- Directive:
Identify the lines that contain the string "модель" and copy all of them.

─── Recorded data

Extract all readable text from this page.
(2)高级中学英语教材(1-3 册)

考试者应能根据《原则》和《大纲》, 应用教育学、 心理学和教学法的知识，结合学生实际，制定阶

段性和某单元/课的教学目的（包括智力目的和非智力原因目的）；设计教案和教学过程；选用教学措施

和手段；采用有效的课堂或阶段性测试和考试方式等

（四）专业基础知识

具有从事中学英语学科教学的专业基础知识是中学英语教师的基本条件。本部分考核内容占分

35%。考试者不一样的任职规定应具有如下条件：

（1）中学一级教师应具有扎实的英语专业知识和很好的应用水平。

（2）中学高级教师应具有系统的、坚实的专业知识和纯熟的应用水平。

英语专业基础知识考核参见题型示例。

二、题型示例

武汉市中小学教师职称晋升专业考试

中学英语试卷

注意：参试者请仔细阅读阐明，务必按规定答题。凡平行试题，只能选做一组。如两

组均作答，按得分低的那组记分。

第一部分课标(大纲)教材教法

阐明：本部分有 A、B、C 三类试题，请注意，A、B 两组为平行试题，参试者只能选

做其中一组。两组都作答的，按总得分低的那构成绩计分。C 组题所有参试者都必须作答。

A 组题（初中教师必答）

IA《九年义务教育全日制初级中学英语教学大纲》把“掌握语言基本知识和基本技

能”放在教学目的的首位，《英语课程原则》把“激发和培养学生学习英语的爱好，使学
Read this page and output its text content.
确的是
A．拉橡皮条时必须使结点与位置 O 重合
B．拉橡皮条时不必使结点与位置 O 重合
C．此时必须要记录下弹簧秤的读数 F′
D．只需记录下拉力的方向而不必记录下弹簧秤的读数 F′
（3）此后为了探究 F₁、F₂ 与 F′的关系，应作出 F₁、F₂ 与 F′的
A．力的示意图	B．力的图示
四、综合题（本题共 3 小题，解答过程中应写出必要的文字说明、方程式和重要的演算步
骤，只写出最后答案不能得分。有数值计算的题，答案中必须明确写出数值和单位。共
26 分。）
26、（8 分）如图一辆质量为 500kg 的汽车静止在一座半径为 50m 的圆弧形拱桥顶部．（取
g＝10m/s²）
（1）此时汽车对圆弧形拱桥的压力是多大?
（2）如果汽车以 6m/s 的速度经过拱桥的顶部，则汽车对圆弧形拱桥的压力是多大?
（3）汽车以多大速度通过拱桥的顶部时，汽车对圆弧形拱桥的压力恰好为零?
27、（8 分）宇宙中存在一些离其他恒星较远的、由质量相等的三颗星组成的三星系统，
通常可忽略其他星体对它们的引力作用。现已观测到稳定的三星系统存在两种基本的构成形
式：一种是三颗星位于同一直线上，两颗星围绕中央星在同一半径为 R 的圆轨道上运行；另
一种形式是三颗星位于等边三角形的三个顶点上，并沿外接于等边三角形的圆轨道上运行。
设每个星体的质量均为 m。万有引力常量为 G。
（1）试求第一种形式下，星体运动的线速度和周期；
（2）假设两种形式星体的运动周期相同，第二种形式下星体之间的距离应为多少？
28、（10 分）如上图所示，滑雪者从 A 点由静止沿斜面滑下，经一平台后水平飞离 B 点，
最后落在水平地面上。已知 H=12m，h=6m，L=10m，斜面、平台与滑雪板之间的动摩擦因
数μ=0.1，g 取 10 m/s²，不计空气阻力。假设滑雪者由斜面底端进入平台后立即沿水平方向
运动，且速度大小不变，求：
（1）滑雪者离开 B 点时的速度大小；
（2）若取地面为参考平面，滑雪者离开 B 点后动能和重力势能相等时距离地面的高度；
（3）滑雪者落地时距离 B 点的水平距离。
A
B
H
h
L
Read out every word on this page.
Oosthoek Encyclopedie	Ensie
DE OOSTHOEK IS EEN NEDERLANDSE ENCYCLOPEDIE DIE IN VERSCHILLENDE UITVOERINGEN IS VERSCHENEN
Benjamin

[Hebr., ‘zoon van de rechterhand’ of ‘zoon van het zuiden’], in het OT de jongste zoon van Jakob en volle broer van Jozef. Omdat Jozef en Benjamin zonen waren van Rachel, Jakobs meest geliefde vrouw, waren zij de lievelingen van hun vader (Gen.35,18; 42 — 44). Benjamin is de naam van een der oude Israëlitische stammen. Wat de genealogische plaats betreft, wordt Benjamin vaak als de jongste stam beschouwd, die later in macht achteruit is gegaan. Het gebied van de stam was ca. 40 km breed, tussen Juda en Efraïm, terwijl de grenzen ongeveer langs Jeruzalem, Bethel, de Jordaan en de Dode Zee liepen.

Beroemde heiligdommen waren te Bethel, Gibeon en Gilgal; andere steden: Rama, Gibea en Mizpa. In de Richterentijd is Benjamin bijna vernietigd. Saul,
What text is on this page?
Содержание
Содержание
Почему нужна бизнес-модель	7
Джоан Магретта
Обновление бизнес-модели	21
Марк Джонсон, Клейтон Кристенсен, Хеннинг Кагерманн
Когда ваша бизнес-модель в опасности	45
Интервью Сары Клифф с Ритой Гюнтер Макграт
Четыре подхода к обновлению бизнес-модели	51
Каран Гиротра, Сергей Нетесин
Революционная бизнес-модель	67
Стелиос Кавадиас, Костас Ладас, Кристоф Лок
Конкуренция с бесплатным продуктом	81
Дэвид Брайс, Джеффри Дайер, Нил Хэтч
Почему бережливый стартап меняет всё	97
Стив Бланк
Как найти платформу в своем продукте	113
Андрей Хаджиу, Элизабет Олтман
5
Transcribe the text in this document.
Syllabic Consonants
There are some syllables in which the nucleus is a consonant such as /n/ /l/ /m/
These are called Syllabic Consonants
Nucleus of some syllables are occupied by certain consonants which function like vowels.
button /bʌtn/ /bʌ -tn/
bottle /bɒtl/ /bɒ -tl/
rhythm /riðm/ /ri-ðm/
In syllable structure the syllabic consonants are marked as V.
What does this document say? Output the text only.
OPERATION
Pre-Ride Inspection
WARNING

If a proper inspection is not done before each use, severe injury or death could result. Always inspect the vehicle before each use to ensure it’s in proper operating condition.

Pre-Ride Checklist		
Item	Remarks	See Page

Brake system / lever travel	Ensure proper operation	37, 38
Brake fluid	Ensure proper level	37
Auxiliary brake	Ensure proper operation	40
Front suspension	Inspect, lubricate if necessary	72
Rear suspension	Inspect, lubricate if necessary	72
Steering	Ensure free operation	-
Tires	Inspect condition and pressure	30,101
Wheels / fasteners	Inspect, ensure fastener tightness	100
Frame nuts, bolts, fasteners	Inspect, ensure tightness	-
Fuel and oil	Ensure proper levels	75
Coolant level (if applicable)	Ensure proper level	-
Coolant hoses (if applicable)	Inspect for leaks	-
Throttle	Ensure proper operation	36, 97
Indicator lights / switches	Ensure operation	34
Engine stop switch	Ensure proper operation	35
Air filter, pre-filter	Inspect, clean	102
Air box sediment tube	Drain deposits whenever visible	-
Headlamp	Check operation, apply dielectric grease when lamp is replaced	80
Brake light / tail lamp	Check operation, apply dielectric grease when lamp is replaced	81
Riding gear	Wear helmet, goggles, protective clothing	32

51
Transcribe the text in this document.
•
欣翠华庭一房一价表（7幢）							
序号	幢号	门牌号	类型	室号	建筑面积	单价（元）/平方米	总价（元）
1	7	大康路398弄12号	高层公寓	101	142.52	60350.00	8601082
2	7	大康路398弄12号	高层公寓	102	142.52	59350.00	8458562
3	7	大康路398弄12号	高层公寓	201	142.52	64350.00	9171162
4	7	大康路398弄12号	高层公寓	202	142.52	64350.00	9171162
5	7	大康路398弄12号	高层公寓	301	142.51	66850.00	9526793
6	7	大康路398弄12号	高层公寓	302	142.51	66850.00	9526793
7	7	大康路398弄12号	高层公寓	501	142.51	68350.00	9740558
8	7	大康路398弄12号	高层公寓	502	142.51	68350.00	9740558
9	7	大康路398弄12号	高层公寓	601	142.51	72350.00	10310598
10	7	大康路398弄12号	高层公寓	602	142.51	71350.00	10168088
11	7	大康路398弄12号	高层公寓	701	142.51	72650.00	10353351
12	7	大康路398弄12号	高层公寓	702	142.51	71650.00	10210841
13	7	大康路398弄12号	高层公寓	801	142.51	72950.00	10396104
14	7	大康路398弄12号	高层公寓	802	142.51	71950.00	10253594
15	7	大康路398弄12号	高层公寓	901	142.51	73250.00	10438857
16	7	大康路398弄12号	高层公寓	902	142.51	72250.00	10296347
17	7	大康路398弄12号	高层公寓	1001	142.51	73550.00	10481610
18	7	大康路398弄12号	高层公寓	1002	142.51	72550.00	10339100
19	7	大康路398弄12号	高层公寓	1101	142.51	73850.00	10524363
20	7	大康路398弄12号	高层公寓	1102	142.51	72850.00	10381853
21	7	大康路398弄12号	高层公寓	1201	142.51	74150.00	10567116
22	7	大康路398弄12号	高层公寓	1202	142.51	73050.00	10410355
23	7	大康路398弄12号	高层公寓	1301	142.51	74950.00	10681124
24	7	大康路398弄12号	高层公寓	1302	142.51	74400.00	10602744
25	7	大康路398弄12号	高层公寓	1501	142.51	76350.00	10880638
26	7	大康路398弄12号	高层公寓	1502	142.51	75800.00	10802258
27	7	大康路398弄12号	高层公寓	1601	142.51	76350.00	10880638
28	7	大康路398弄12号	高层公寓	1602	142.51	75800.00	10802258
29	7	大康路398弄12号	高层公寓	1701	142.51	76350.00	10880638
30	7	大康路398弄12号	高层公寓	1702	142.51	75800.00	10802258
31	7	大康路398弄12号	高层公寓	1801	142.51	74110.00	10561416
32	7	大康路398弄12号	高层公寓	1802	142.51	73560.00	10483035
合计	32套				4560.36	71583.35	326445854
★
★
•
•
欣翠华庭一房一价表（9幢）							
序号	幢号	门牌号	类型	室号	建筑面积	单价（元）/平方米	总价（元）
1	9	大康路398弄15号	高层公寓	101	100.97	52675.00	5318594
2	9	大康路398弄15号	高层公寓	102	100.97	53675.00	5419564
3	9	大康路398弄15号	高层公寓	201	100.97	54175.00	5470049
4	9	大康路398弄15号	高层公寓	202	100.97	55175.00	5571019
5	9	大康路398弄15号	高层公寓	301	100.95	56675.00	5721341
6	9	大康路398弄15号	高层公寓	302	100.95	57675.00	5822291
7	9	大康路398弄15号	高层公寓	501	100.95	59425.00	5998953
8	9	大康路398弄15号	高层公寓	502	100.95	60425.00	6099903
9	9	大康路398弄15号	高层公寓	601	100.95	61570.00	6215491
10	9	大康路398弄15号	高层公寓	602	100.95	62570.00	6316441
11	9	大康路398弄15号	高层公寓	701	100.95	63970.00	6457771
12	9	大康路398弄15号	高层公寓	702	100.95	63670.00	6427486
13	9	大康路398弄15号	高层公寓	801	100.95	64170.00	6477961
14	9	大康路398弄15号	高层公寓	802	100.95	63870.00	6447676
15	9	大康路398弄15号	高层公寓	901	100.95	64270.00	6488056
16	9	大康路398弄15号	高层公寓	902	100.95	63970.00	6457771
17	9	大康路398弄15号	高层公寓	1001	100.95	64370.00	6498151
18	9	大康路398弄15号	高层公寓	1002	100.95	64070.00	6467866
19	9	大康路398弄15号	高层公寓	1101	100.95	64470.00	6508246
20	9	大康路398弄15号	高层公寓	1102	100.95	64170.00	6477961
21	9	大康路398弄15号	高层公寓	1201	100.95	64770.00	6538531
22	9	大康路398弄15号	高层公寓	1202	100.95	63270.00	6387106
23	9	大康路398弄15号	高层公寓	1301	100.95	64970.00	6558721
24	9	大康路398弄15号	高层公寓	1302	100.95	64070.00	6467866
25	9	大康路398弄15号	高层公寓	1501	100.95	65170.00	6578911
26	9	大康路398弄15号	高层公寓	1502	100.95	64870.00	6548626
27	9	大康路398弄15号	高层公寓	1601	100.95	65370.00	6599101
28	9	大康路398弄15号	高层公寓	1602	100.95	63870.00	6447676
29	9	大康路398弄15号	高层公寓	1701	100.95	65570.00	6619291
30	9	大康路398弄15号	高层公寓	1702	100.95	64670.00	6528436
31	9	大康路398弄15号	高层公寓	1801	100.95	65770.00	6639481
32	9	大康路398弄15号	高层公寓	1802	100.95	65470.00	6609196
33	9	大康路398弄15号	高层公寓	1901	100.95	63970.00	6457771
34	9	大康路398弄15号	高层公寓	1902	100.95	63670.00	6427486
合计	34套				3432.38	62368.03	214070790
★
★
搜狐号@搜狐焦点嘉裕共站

──────

- Written solution:
Почему нужна бизнес-модель	7
Когда ваша бизнес-модель в опасности	45
Революционная бизнес-модель	67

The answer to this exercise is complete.